* Stated problem:
In the article on school data, how much yearly effort did Groupcall's nationwide study find could be saved within schools?

* Text to read:
<<<<

I have worked with and around Management Information Systems (MIS) for my entire professional career. When I first started out in education, school data was restricted to a few individuals in the main office, in a single database, and management of it was considered a dark art. I am sure this is a common memory for anyone who has worked in education for over 10 years!
What I have seen change in the last decade is the proliferation of information required by technology solutions in schools, and the expectation that that information be available as a standard of purchase. As a solutions provider enabling education systems to synchronise school and student data from one platform to another, we at Groupcall uniquely see the value in this to both software vendors and educationalists.
I will skip over the obvious benefit of not needing to duplicate data between systems, vastly reducing staff effort as well as mitigating data integrity issues. Instead, let’s look at the tangible positive impacts on education delivery.
A nationwide study that Groupcall undertook last year showed that the intelligent collection, use and exchange of information between systems could save over 1,000 ‘man-years’ of effort each year within schools nationwide.
Having access to timely, accurate and specific information is as important as any aspect of teaching and learning. It can inform on the most vital of decisions for an individual’s education right up to policy and strategic management within a school. These three key features are the core of your MIS data’s value:
Timely. Instant, or real-time, information is often touted as the utopia for school data, but used without context can hinder appropriate decision-making. The timely analysis and presentation of information gives such data tremendous value. Take for instance an isolated spate of poor behaviour by a student. Instant visualisation and intervention could lead to inappropriate actions being taken, such as isolation or exclusion. However, a timely analysis of the trends could show that the behaviour is limited to a single teaching session over a number of weeks. This coupled with a dip in performance,or even a lack of attendance at those sessions might lead to other enquiries. While this is a very basic example, it shows that immediate data and decisions made upon it is not always as useful as timely data.

>>>>

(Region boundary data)

<<<<

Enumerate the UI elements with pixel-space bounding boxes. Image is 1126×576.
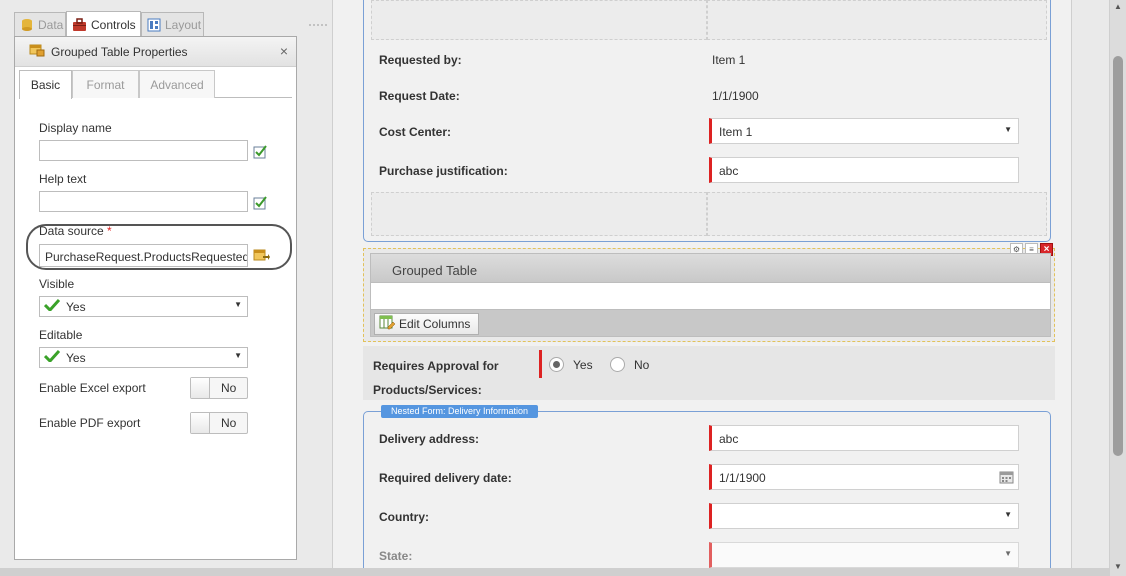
country-label: Country: [379, 510, 429, 524]
tab-controls-label: Controls [91, 17, 136, 32]
empty-cell[interactable] [371, 0, 707, 40]
tab-layout-label: Layout [165, 17, 202, 32]
grouped-table-body [370, 283, 1051, 309]
data-source-label: Data source * [39, 224, 112, 238]
toggle-knob [191, 413, 210, 433]
check-icon [43, 349, 61, 365]
excel-export-toggle[interactable]: No [190, 377, 248, 399]
bottom-edge [0, 568, 1109, 576]
data-source-icon[interactable] [253, 247, 270, 262]
scroll-thumb[interactable] [1113, 56, 1123, 456]
empty-cell[interactable] [707, 192, 1047, 236]
empty-cell[interactable] [371, 192, 707, 236]
visible-value: Yes [66, 299, 86, 314]
property-tabs: Basic Format Advanced [19, 67, 292, 99]
editable-dropdown[interactable]: Yes ▼ [39, 347, 248, 368]
data-source-input[interactable]: PurchaseRequest.ProductsRequested [39, 244, 248, 267]
excel-export-value: No [221, 381, 237, 395]
grouped-table-footer: Edit Columns [370, 309, 1051, 337]
tab-advanced-label: Advanced [150, 77, 204, 92]
delivery-date-value: 1/1/1900 [719, 471, 766, 485]
required-indicator [539, 350, 542, 378]
editable-label: Editable [39, 328, 83, 342]
requested-by-value: Item 1 [712, 53, 746, 67]
state-label: State: [379, 549, 413, 563]
request-date-label: Request Date: [379, 89, 460, 103]
pdf-export-label: Enable PDF export [39, 416, 141, 430]
data-icon [20, 18, 34, 32]
required-delivery-date-input[interactable]: 1/1/1900 [709, 464, 1019, 490]
left-panel-tabs: Data Controls Layout [14, 8, 306, 37]
help-text-label: Help text [39, 172, 87, 186]
vertical-scrollbar[interactable]: ▲ ▼ [1109, 0, 1126, 576]
state-dropdown[interactable]: ▼ [709, 542, 1019, 568]
cost-center-label: Cost Center: [379, 125, 452, 139]
chevron-down-icon: ▼ [1004, 125, 1012, 134]
chevron-down-icon: ▼ [1004, 549, 1012, 558]
pdf-export-value: No [221, 416, 237, 430]
chevron-down-icon: ▼ [234, 351, 242, 360]
controls-icon [72, 17, 87, 32]
request-date-value: 1/1/1900 [712, 89, 759, 103]
tab-format-label: Format [86, 77, 125, 92]
tab-data-label: Data [38, 17, 64, 32]
expression-icon[interactable] [253, 195, 269, 210]
editable-value: Yes [66, 350, 86, 365]
edit-columns-button[interactable]: Edit Columns [374, 313, 480, 335]
nested-form-badge: Nested Form: Delivery Information [381, 405, 539, 418]
tab-advanced[interactable]: Advanced [139, 70, 215, 98]
grouped-table-control[interactable]: ⚙ ≡ × Grouped Table Edit Columns [363, 243, 1055, 342]
requires-approval-label: Requires Approval for Products/Services: [373, 359, 499, 397]
excel-export-label: Enable Excel export [39, 381, 146, 395]
scroll-down-icon[interactable]: ▼ [1114, 562, 1122, 571]
tab-controls[interactable]: Controls [66, 11, 141, 37]
panel-header: Grouped Table Properties × [15, 37, 296, 67]
display-name-input[interactable] [39, 140, 248, 161]
country-dropdown[interactable]: ▼ [709, 503, 1019, 529]
pdf-export-toggle[interactable]: No [190, 412, 248, 434]
approval-no-label: No [634, 358, 650, 372]
visible-label: Visible [39, 277, 75, 291]
purchase-justification-label: Purchase justification: [379, 164, 508, 178]
help-text-input[interactable] [39, 191, 248, 212]
empty-cell[interactable] [707, 0, 1047, 40]
cost-center-value: Item 1 [719, 125, 753, 139]
purchase-justification-input[interactable]: abc [709, 157, 1019, 183]
tab-layout[interactable]: Layout [141, 12, 204, 36]
form-canvas: Requested by: Item 1 Request Date: 1/1/1… [332, 0, 1072, 568]
table-properties-icon [29, 43, 45, 60]
visible-dropdown[interactable]: Yes ▼ [39, 296, 248, 317]
close-icon[interactable]: × [280, 43, 288, 59]
approval-yes-label: Yes [573, 358, 593, 372]
toggle-knob [191, 378, 210, 398]
tab-basic-label: Basic [30, 78, 61, 92]
chevron-down-icon: ▼ [234, 300, 242, 309]
approval-row: Requires Approval for Products/Services:… [363, 346, 1055, 400]
edit-columns-label: Edit Columns [399, 317, 471, 331]
scroll-up-icon[interactable]: ▲ [1114, 2, 1122, 11]
layout-icon [147, 18, 161, 32]
approval-no-radio[interactable] [610, 357, 625, 372]
tab-basic[interactable]: Basic [19, 70, 72, 99]
panel-title: Grouped Table Properties [51, 44, 188, 59]
delivery-address-input[interactable]: abc [709, 425, 1019, 451]
chevron-down-icon: ▼ [1004, 510, 1012, 519]
edit-columns-icon [379, 315, 396, 333]
expression-icon[interactable] [253, 144, 269, 159]
check-icon [43, 298, 61, 314]
requested-by-label: Requested by: [379, 53, 462, 67]
approval-yes-radio[interactable] [549, 357, 564, 372]
tab-data[interactable]: Data [14, 12, 66, 36]
delivery-address-label: Delivery address: [379, 432, 480, 446]
panel-splitter[interactable] [305, 0, 331, 576]
calendar-icon[interactable] [999, 470, 1014, 487]
grouped-table-header: Grouped Table [370, 253, 1051, 283]
data-source-label-text: Data source [39, 224, 104, 238]
required-delivery-date-label: Required delivery date: [379, 471, 512, 485]
cost-center-dropdown[interactable]: Item 1 ▼ [709, 118, 1019, 144]
tab-format[interactable]: Format [72, 70, 139, 98]
display-name-label: Display name [39, 121, 112, 135]
required-mark: * [107, 224, 112, 238]
properties-panel: Grouped Table Properties × Basic Format … [14, 36, 297, 560]
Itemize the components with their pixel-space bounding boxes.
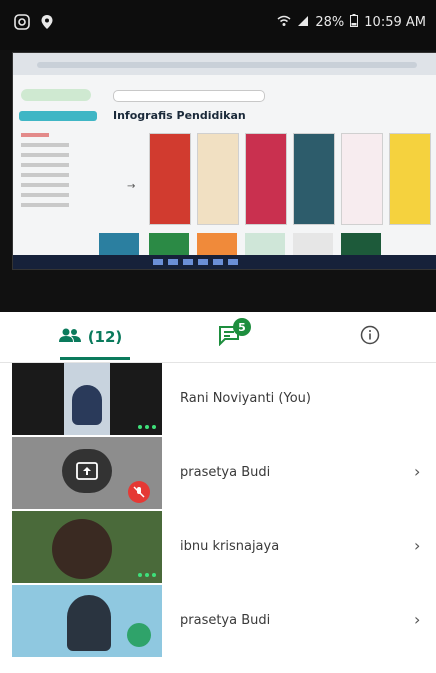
participant-video: [12, 437, 162, 509]
app-logo: [21, 89, 91, 101]
create-design-button: [19, 111, 97, 121]
present-screen-icon: [62, 449, 112, 493]
browser-address-bar: [37, 62, 417, 68]
participant-name: prasetya Budi: [180, 465, 271, 480]
template-tile: [197, 233, 237, 255]
participant-name: prasetya Budi: [180, 613, 271, 628]
person-silhouette: [52, 519, 112, 579]
location-pin-icon: [40, 14, 54, 34]
person-silhouette: [67, 595, 111, 651]
template-tile: [99, 233, 139, 255]
signal-icon: [297, 15, 309, 31]
template-tile: [197, 133, 239, 225]
chevron-right-icon[interactable]: ›: [414, 462, 420, 481]
tab-info[interactable]: [345, 312, 395, 362]
more-options-icon[interactable]: [138, 573, 156, 577]
wifi-icon: [277, 15, 291, 31]
people-icon: [58, 327, 82, 347]
people-count: (12): [87, 328, 123, 346]
participant-name: Rani Noviyanti (You): [180, 391, 311, 406]
participant-video: [12, 363, 162, 435]
clock: 10:59 AM: [364, 15, 426, 30]
template-tile: [245, 233, 285, 255]
battery-percent: 28%: [315, 15, 345, 30]
taskbar: [13, 255, 436, 269]
arrow-right-icon: →: [127, 181, 136, 192]
shared-screen[interactable]: Infografis Pendidikan →: [12, 52, 436, 270]
template-tile: [293, 233, 333, 255]
browser-toolbar: [13, 53, 436, 75]
template-tile: [293, 133, 335, 225]
template-tile: [389, 133, 431, 225]
tab-bar: (12) 5: [0, 312, 436, 363]
chevron-right-icon[interactable]: ›: [414, 610, 420, 629]
info-icon: [360, 325, 380, 349]
battery-icon: [350, 14, 359, 31]
person-silhouette: [72, 385, 102, 425]
instagram-icon: [14, 14, 30, 34]
participant-row[interactable]: prasetya Budi ›: [0, 585, 436, 659]
speaking-indicator-icon: [127, 623, 151, 647]
template-tile: [149, 133, 191, 225]
chevron-right-icon[interactable]: ›: [414, 536, 420, 555]
gallery-title: Infografis Pendidikan: [113, 109, 246, 122]
participant-row[interactable]: prasetya Budi ›: [0, 437, 436, 511]
app-search-input: [113, 90, 265, 102]
template-tile: [341, 233, 381, 255]
more-options-icon[interactable]: [138, 425, 156, 429]
tab-chat[interactable]: 5: [195, 312, 265, 362]
status-bar: 28% 10:59 AM: [0, 0, 436, 50]
chat-badge: 5: [233, 318, 251, 336]
active-tab-indicator: [60, 357, 130, 360]
template-tile: [245, 133, 287, 225]
participant-row[interactable]: ibnu krisnajaya ›: [0, 511, 436, 585]
mic-off-icon: [128, 481, 150, 503]
tab-people[interactable]: (12): [40, 312, 140, 362]
participants-list: Rani Noviyanti (You) prasetya Budi › ibn…: [0, 363, 436, 659]
participant-video: [12, 511, 162, 583]
participant-row[interactable]: Rani Noviyanti (You): [0, 363, 436, 437]
template-tile: [149, 233, 189, 255]
participant-video: [12, 585, 162, 657]
template-tile: [341, 133, 383, 225]
participant-name: ibnu krisnajaya: [180, 539, 280, 554]
app-sidebar: [21, 127, 101, 213]
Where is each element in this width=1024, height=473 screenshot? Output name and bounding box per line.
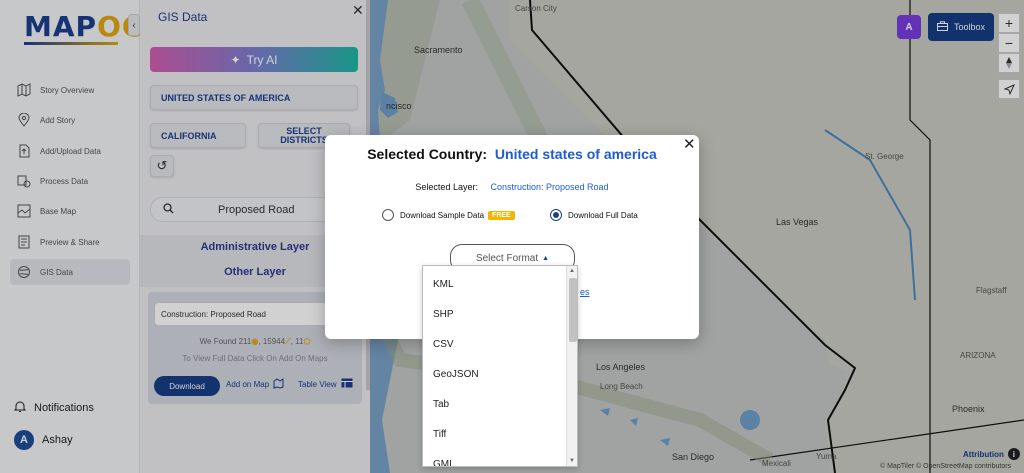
modal-link[interactable]: es — [580, 287, 590, 297]
modal-title-prefix: Selected Country: — [367, 146, 488, 162]
format-dropdown[interactable]: KML SHP CSV GeoJSON Tab Tiff GML ▲ ▼ — [422, 265, 578, 467]
selected-layer-label: Selected Layer: — [415, 182, 478, 192]
format-option-geojson[interactable]: GeoJSON — [433, 369, 479, 380]
format-placeholder: Select Format — [475, 252, 539, 264]
caret-up-icon: ▲ — [542, 254, 550, 262]
modal-title: Selected Country: United states of ameri… — [325, 146, 699, 162]
format-option-csv[interactable]: CSV — [433, 339, 454, 350]
radio-full[interactable] — [550, 209, 562, 221]
format-option-shp[interactable]: SHP — [433, 309, 454, 320]
download-full-option[interactable]: Download Full Data — [550, 209, 638, 221]
scroll-down-icon[interactable]: ▼ — [569, 458, 575, 464]
format-option-tab[interactable]: Tab — [433, 399, 449, 410]
download-sample-option[interactable]: Download Sample Data FREE — [382, 209, 515, 221]
radio-sample[interactable] — [382, 209, 394, 221]
format-option-kml[interactable]: KML — [433, 279, 454, 290]
scroll-up-icon[interactable]: ▲ — [569, 268, 575, 274]
format-option-tiff[interactable]: Tiff — [433, 429, 446, 440]
selected-country: United states of america — [494, 146, 657, 162]
selected-layer-value: Construction: Proposed Road — [490, 182, 609, 192]
scrollbar-thumb[interactable] — [569, 278, 577, 342]
full-label: Download Full Data — [568, 210, 638, 220]
free-badge: FREE — [488, 210, 515, 220]
selected-layer-line: Selected Layer: Construction: Proposed R… — [325, 182, 699, 192]
dropdown-scrollbar[interactable]: ▲ ▼ — [566, 266, 577, 466]
sample-label: Download Sample Data — [400, 210, 485, 220]
format-option-gml[interactable]: GML — [433, 459, 455, 466]
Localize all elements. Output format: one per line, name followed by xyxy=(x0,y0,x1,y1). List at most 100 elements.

>>>>

* Final result:
Over 1,000 'man-years' of effort each year.